** START DATA FOR THIS EXERCISE **

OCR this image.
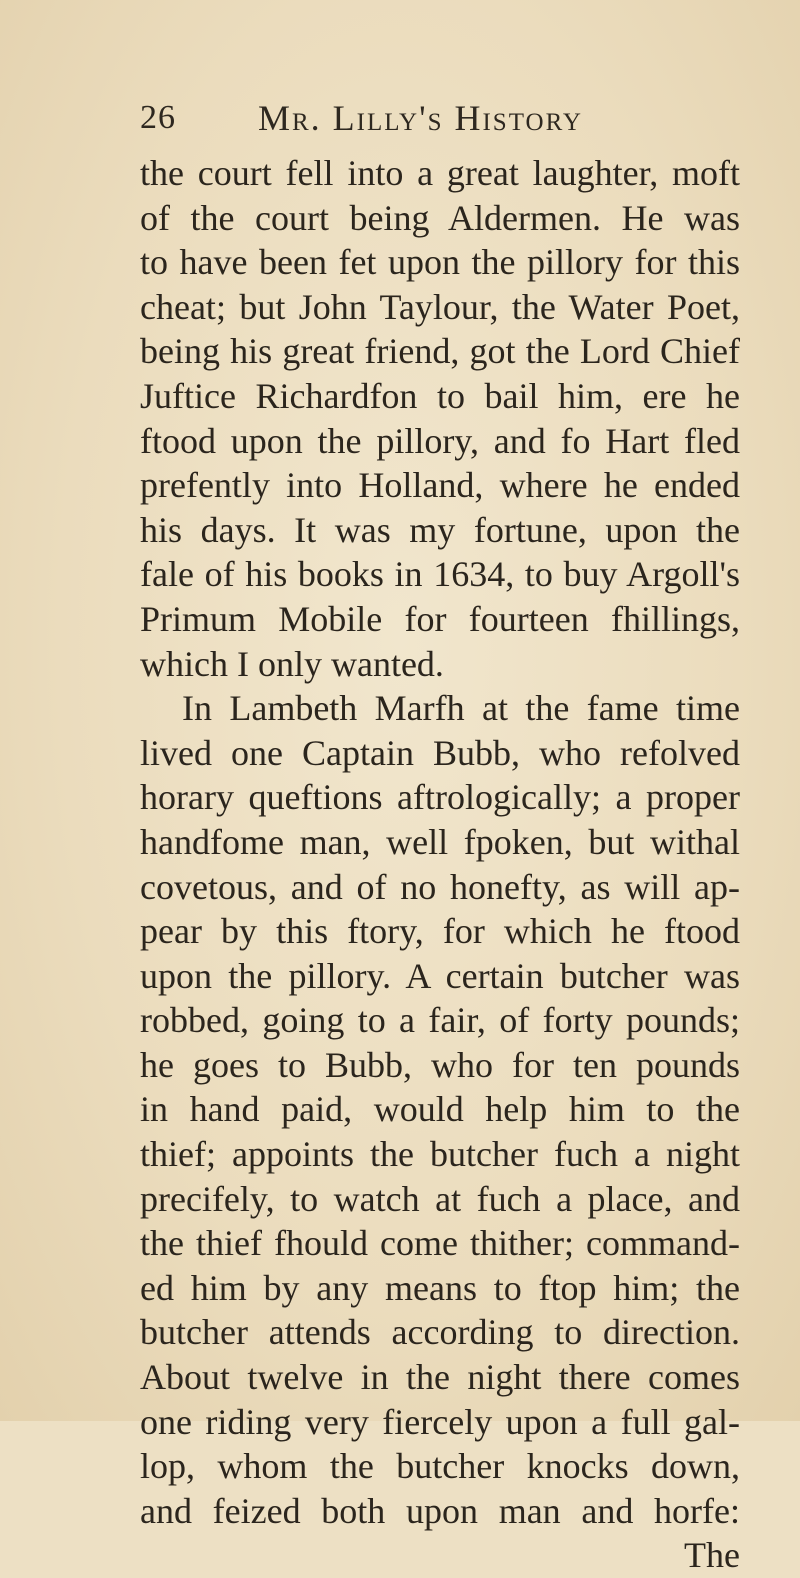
26 Mr. Lilly's History
the court fell into a great laughter, moft
of the court being Aldermen. He was
to have been fet upon the pillory for this
cheat; but John Taylour, the Water Poet,
being his great friend, got the Lord Chief
Juftice Richardfon to bail him, ere he
ftood upon the pillory, and fo Hart fled
prefently into Holland, where he ended
his days. It was my fortune, upon the
fale of his books in 1634, to buy Argoll's
Primum Mobile for fourteen fhillings,
which I only wanted.
In Lambeth Marfh at the fame time
lived one Captain Bubb, who refolved
horary queftions aftrologically; a proper
handfome man, well fpoken, but withal
covetous, and of no honefty, as will ap-
pear by this ftory, for which he ftood
upon the pillory. A certain butcher was
robbed, going to a fair, of forty pounds;
he goes to Bubb, who for ten pounds
in hand paid, would help him to the
thief; appoints the butcher fuch a night
precifely, to watch at fuch a place, and
the thief fhould come thither; command-
ed him by any means to ftop him; the
butcher attends according to direction.
About twelve in the night there comes
one riding very fiercely upon a full gal-
lop, whom the butcher knocks down,
and feized both upon man and horfe:
The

** END DATA FOR THIS EXERCISE **

Without the pictures, write out all of the material exactly.

→ COMPLETE RESPONSE:
OCR this image.
26 Mr. Lilly's History
the court fell into a great laughter, moft
of the court being Aldermen. He was
to have been fet upon the pillory for this
cheat; but John Taylour, the Water Poet,
being his great friend, got the Lord Chief
Juftice Richardfon to bail him, ere he
ftood upon the pillory, and fo Hart fled
prefently into Holland, where he ended
his days. It was my fortune, upon the
fale of his books in 1634, to buy Argoll's
Primum Mobile for fourteen fhillings,
which I only wanted.
In Lambeth Marfh at the fame time
lived one Captain Bubb, who refolved
horary queftions aftrologically; a proper
handfome man, well fpoken, but withal
covetous, and of no honefty, as will ap-
pear by this ftory, for which he ftood
upon the pillory. A certain butcher was
robbed, going to a fair, of forty pounds;
he goes to Bubb, who for ten pounds
in hand paid, would help him to the
thief; appoints the butcher fuch a night
precifely, to watch at fuch a place, and
the thief fhould come thither; command-
ed him by any means to ftop him; the
butcher attends according to direction.
About twelve in the night there comes
one riding very fiercely upon a full gal-
lop, whom the butcher knocks down,
and feized both upon man and horfe:
The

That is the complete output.